** RAW DATA **
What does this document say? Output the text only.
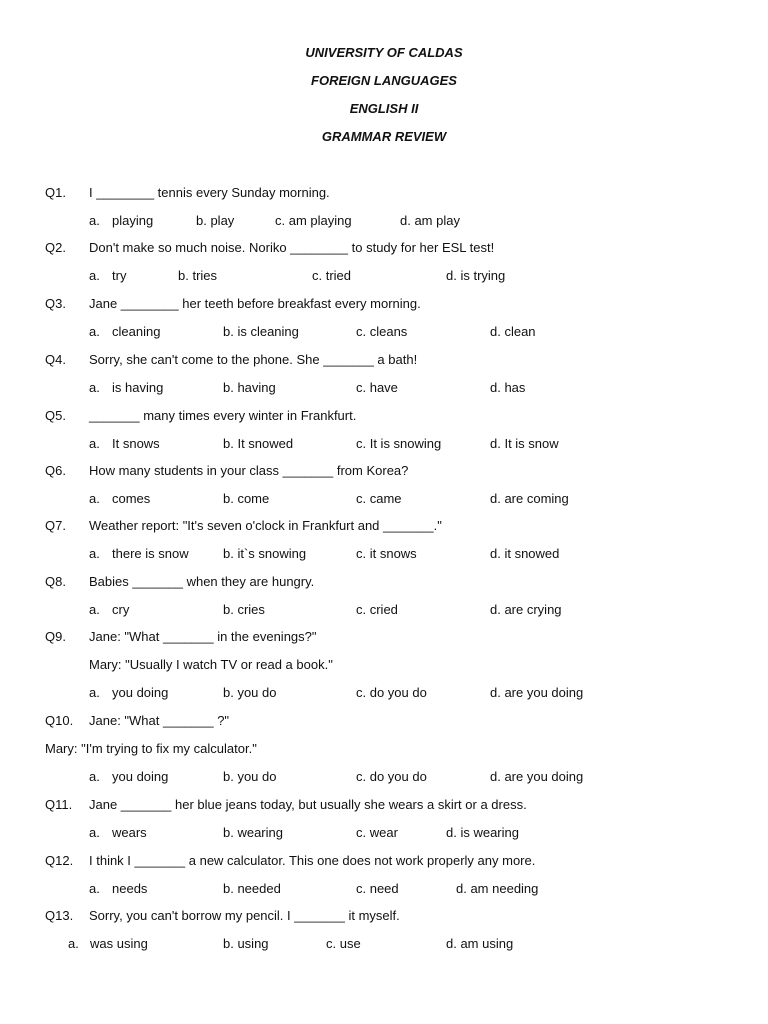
UNIVERSITY OF CALDAS
FOREIGN LANGUAGES
ENGLISH II
GRAMMAR REVIEW
Q1. I ________ tennis every Sunday morning.
a. playing	b. play	c. am playing	d. am play
Q2. Don't make so much noise. Noriko ________ to study for her ESL test!
a. try	b. tries	c. tried	d. is trying
Q3. Jane ________ her teeth before breakfast every morning.
a. cleaning	b. is cleaning	c. cleans	d. clean
Q4. Sorry, she can't come to the phone. She _______ a bath!
a. is having	b. having	c. have	d. has
Q5. _______ many times every winter in Frankfurt.
a. It snows	b. It snowed	c. It is snowing	d. It is snow
Q6. How many students in your class _______ from Korea?
a. comes	b. come	c. came	d. are coming
Q7. Weather report: "It's seven o'clock in Frankfurt and _______."
a. there is snow	b. it`s snowing	c. it snows	d. it snowed
Q8. Babies _______ when they are hungry.
a. cry	b. cries	c. cried	d. are crying
Q9. Jane: "What _______ in the evenings?"
Mary: "Usually I watch TV or read a book."
a. you doing	b. you do	c. do you do	d. are you doing
Q10. Jane: "What _______ ?"
Mary: "I'm trying to fix my calculator."
a. you doing	b. you do	c. do you do	d. are you doing
Q11. Jane _______ her blue jeans today, but usually she wears a skirt or a dress.
a. wears	b. wearing	c. wear	d. is wearing
Q12. I think I _______ a new calculator. This one does not work properly any more.
a. needs	b. needed	c. need	d. am needing
Q13. Sorry, you can't borrow my pencil. I _______ it myself.
a. was using	b. using	c. use	d. am using
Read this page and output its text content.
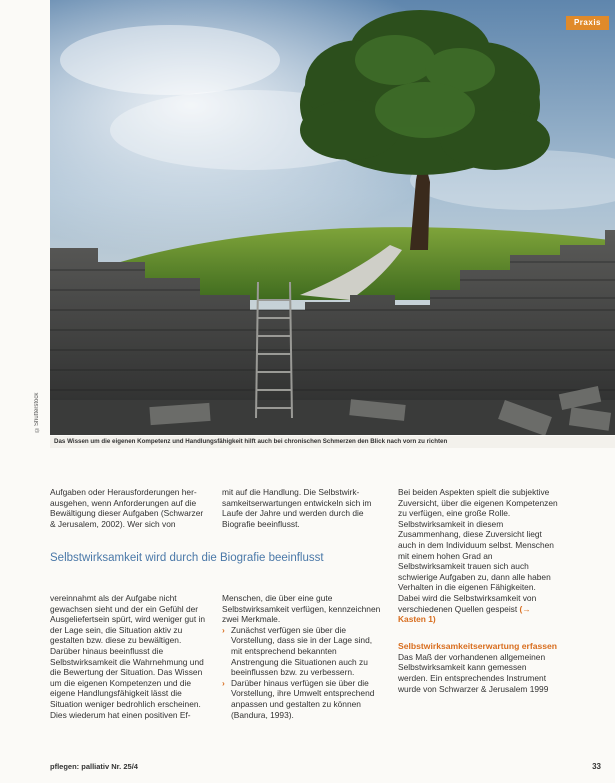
Praxis
©Shutterstock
Das Wissen um die eigenen Kompetenz und Handlungsfähigkeit hilft auch bei chronischen Schmerzen den Blick nach vorn zu richten

Aufgaben oder Herausforderungen her-ausgehen, wenn Anforderungen auf die Bewältigung dieser Aufgaben (Schwarzer & Jerusalem, 2002). Wer sich von

mit auf die Handlung. Die Selbstwirk-samkeitserwartungen entwickeln sich im Laufe der Jahre und werden durch die Biografie beeinflusst.

Selbstwirksamkeit wird durch die Biografie beeinflusst

vereinnahmt als der Aufgabe nicht gewachsen sieht und der ein Gefühl der Ausgeliefertsein spürt, wird weniger gut in der Lage sein, die Situation aktiv zu gestalten bzw. diese zu bewältigen. Darüber hinaus beeinflusst die Selbstwirksamkeit die Wahrnehmung und die Bewertung der Situation. Das Wissen um die eigenen Kompetenzen und die eigene Handlungsfähigkeit lässt die Situation weniger bedrohlich erscheinen. Dies wiederum hat einen positiven Ef-

Menschen, die über eine gute Selbstwirksamkeit verfügen, kennzeichnen zwei Merkmale.

› Zunächst verfügen sie über die Vorstellung, dass sie in der Lage sind, mit entsprechend bekannten Anstrengung die Situationen auch zu beeinflussen bzw. zu verbessern.

› Darüber hinaus verfügen sie über die Vorstellung, ihre Umwelt entsprechend anpassen und gestalten zu können (Bandura, 1993).

Bei beiden Aspekten spielt die subjektive Zuversicht, über die eigenen Kompetenzen zu verfügen, eine große Rolle. Selbstwirksamkeit in diesem Zusammenhang, diese Zuversicht liegt auch in dem Individuum selbst. Menschen mit einem hohen Grad an Selbstwirksamkeit trauen sich auch schwierige Aufgaben zu, dann alle haben Verhalten in die eigenen Fähigkeiten. Dabei wird die Selbstwirksamkeit von verschiedenen Quellen gespeist (→ Kasten 1)

Selbstwirksamkeitserwartung erfassen

Das Maß der vorhandenen allgemeinen Selbstwirksamkeit kann gemessen werden. Ein entsprechendes Instrument wurde von Schwarzer & Jerusalem 1999

pflegen: palliativ Nr. 25/4	33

** PROBLEM DETAILS **
Without including the pictures, reproduce all entries exactly.

** REPLY **
What does this document say? Output the text only.
UNIVERSITY OF CALDAS
FOREIGN LANGUAGES
ENGLISH II
GRAMMAR REVIEW
Q1. I ________ tennis every Sunday morning.
a. playing	b. play	c. am playing	d. am play
Q2. Don't make so much noise. Noriko ________ to study for her ESL test!
a. try	b. tries	c. tried	d. is trying
Q3. Jane ________ her teeth before breakfast every morning.
a. cleaning	b. is cleaning	c. cleans	d. clean
Q4. Sorry, she can't come to the phone. She _______ a bath!
a. is having	b. having	c. have	d. has
Q5. _______ many times every winter in Frankfurt.
a. It snows	b. It snowed	c. It is snowing	d. It is snow
Q6. How many students in your class _______ from Korea?
a. comes	b. come	c. came	d. are coming
Q7. Weather report: "It's seven o'clock in Frankfurt and _______."
a. there is snow	b. it`s snowing	c. it snows	d. it snowed
Q8. Babies _______ when they are hungry.
a. cry	b. cries	c. cried	d. are crying
Q9. Jane: "What _______ in the evenings?"
Mary: "Usually I watch TV or read a book."
a. you doing	b. you do	c. do you do	d. are you doing
Q10. Jane: "What _______ ?"
Mary: "I'm trying to fix my calculator."
a. you doing	b. you do	c. do you do	d. are you doing
Q11. Jane _______ her blue jeans today, but usually she wears a skirt or a dress.
a. wears	b. wearing	c. wear	d. is wearing
Q12. I think I _______ a new calculator. This one does not work properly any more.
a. needs	b. needed	c. need	d. am needing
Q13. Sorry, you can't borrow my pencil. I _______ it myself.
a. was using	b. using	c. use	d. am using
Read this page and output its text content.
Praxis
©Shutterstock
Das Wissen um die eigenen Kompetenz und Handlungsfähigkeit hilft auch bei chronischen Schmerzen den Blick nach vorn zu richten

Aufgaben oder Herausforderungen her-ausgehen, wenn Anforderungen auf die Bewältigung dieser Aufgaben (Schwarzer & Jerusalem, 2002). Wer sich von

mit auf die Handlung. Die Selbstwirk-samkeitserwartungen entwickeln sich im Laufe der Jahre und werden durch die Biografie beeinflusst.

Selbstwirksamkeit wird durch die Biografie beeinflusst

vereinnahmt als der Aufgabe nicht gewachsen sieht und der ein Gefühl der Ausgeliefertsein spürt, wird weniger gut in der Lage sein, die Situation aktiv zu gestalten bzw. diese zu bewältigen. Darüber hinaus beeinflusst die Selbstwirksamkeit die Wahrnehmung und die Bewertung der Situation. Das Wissen um die eigenen Kompetenzen und die eigene Handlungsfähigkeit lässt die Situation weniger bedrohlich erscheinen. Dies wiederum hat einen positiven Ef-

Menschen, die über eine gute Selbstwirksamkeit verfügen, kennzeichnen zwei Merkmale.

› Zunächst verfügen sie über die Vorstellung, dass sie in der Lage sind, mit entsprechend bekannten Anstrengung die Situationen auch zu beeinflussen bzw. zu verbessern.

› Darüber hinaus verfügen sie über die Vorstellung, ihre Umwelt entsprechend anpassen und gestalten zu können (Bandura, 1993).

Bei beiden Aspekten spielt die subjektive Zuversicht, über die eigenen Kompetenzen zu verfügen, eine große Rolle. Selbstwirksamkeit in diesem Zusammenhang, diese Zuversicht liegt auch in dem Individuum selbst. Menschen mit einem hohen Grad an Selbstwirksamkeit trauen sich auch schwierige Aufgaben zu, dann alle haben Verhalten in die eigenen Fähigkeiten. Dabei wird die Selbstwirksamkeit von verschiedenen Quellen gespeist (→ Kasten 1)

Selbstwirksamkeitserwartung erfassen

Das Maß der vorhandenen allgemeinen Selbstwirksamkeit kann gemessen werden. Ein entsprechendes Instrument wurde von Schwarzer & Jerusalem 1999

pflegen: palliativ Nr. 25/4	33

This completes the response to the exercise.